DIRECTIONS FOR THIS TASK >> Reproduce all of the material word for word.

— start of THE INPUT —

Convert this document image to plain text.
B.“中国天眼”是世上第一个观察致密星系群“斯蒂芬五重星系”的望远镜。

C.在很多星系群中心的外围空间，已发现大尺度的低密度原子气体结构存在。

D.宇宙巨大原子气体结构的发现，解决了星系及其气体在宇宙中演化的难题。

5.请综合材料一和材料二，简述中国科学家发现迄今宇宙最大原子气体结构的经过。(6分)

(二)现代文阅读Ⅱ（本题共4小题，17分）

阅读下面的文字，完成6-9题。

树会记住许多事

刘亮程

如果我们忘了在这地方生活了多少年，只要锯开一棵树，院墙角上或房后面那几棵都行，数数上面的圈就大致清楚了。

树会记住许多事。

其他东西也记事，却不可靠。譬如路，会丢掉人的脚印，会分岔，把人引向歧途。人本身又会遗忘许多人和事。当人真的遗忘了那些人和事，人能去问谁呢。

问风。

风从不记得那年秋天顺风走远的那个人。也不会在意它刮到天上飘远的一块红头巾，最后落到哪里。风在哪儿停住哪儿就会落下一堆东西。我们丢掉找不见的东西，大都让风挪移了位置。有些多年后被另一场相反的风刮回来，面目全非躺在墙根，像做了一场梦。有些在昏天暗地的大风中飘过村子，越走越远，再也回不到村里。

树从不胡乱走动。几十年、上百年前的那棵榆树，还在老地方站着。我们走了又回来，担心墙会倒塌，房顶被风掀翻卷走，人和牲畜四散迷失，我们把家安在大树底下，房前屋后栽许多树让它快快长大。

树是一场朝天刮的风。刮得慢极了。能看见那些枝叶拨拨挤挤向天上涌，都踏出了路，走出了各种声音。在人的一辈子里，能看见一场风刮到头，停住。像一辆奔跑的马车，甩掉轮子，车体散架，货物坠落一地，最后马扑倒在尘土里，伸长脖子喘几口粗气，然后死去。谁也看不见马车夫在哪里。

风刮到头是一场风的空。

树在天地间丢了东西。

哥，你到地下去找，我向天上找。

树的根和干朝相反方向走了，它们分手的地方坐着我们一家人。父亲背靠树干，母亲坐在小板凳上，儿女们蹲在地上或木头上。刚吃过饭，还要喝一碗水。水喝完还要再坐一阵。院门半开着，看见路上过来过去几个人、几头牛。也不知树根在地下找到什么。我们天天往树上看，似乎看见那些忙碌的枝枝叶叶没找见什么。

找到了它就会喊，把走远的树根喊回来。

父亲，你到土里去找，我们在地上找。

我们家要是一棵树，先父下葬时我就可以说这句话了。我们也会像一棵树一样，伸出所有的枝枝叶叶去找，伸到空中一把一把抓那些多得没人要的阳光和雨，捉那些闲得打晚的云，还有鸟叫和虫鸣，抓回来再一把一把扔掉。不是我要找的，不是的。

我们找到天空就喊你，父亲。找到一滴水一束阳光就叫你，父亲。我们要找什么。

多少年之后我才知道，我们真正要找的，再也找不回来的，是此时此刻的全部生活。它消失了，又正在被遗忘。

— end of THE INPUT —

ANSWER >>
Convert this document image to plain text.
B.“中国天眼”是世上第一个观察致密星系群“斯蒂芬五重星系”的望远镜。

C.在很多星系群中心的外围空间，已发现大尺度的低密度原子气体结构存在。

D.宇宙巨大原子气体结构的发现，解决了星系及其气体在宇宙中演化的难题。

5.请综合材料一和材料二，简述中国科学家发现迄今宇宙最大原子气体结构的经过。(6分)

(二)现代文阅读Ⅱ（本题共4小题，17分）

阅读下面的文字，完成6-9题。

树会记住许多事

刘亮程

如果我们忘了在这地方生活了多少年，只要锯开一棵树，院墙角上或房后面那几棵都行，数数上面的圈就大致清楚了。

树会记住许多事。

其他东西也记事，却不可靠。譬如路，会丢掉人的脚印，会分岔，把人引向歧途。人本身又会遗忘许多人和事。当人真的遗忘了那些人和事，人能去问谁呢。

问风。

风从不记得那年秋天顺风走远的那个人。也不会在意它刮到天上飘远的一块红头巾，最后落到哪里。风在哪儿停住哪儿就会落下一堆东西。我们丢掉找不见的东西，大都让风挪移了位置。有些多年后被另一场相反的风刮回来，面目全非躺在墙根，像做了一场梦。有些在昏天暗地的大风中飘过村子，越走越远，再也回不到村里。

树从不胡乱走动。几十年、上百年前的那棵榆树，还在老地方站着。我们走了又回来，担心墙会倒塌，房顶被风掀翻卷走，人和牲畜四散迷失，我们把家安在大树底下，房前屋后栽许多树让它快快长大。

树是一场朝天刮的风。刮得慢极了。能看见那些枝叶拨拨挤挤向天上涌，都踏出了路，走出了各种声音。在人的一辈子里，能看见一场风刮到头，停住。像一辆奔跑的马车，甩掉轮子，车体散架，货物坠落一地，最后马扑倒在尘土里，伸长脖子喘几口粗气，然后死去。谁也看不见马车夫在哪里。

风刮到头是一场风的空。

树在天地间丢了东西。

哥，你到地下去找，我向天上找。

树的根和干朝相反方向走了，它们分手的地方坐着我们一家人。父亲背靠树干，母亲坐在小板凳上，儿女们蹲在地上或木头上。刚吃过饭，还要喝一碗水。水喝完还要再坐一阵。院门半开着，看见路上过来过去几个人、几头牛。也不知树根在地下找到什么。我们天天往树上看，似乎看见那些忙碌的枝枝叶叶没找见什么。

找到了它就会喊，把走远的树根喊回来。

父亲，你到土里去找，我们在地上找。

我们家要是一棵树，先父下葬时我就可以说这句话了。我们也会像一棵树一样，伸出所有的枝枝叶叶去找，伸到空中一把一把抓那些多得没人要的阳光和雨，捉那些闲得打晚的云，还有鸟叫和虫鸣，抓回来再一把一把扔掉。不是我要找的，不是的。

我们找到天空就喊你，父亲。找到一滴水一束阳光就叫你，父亲。我们要找什么。

多少年之后我才知道，我们真正要找的，再也找不回来的，是此时此刻的全部生活。它消失了，又正在被遗忘。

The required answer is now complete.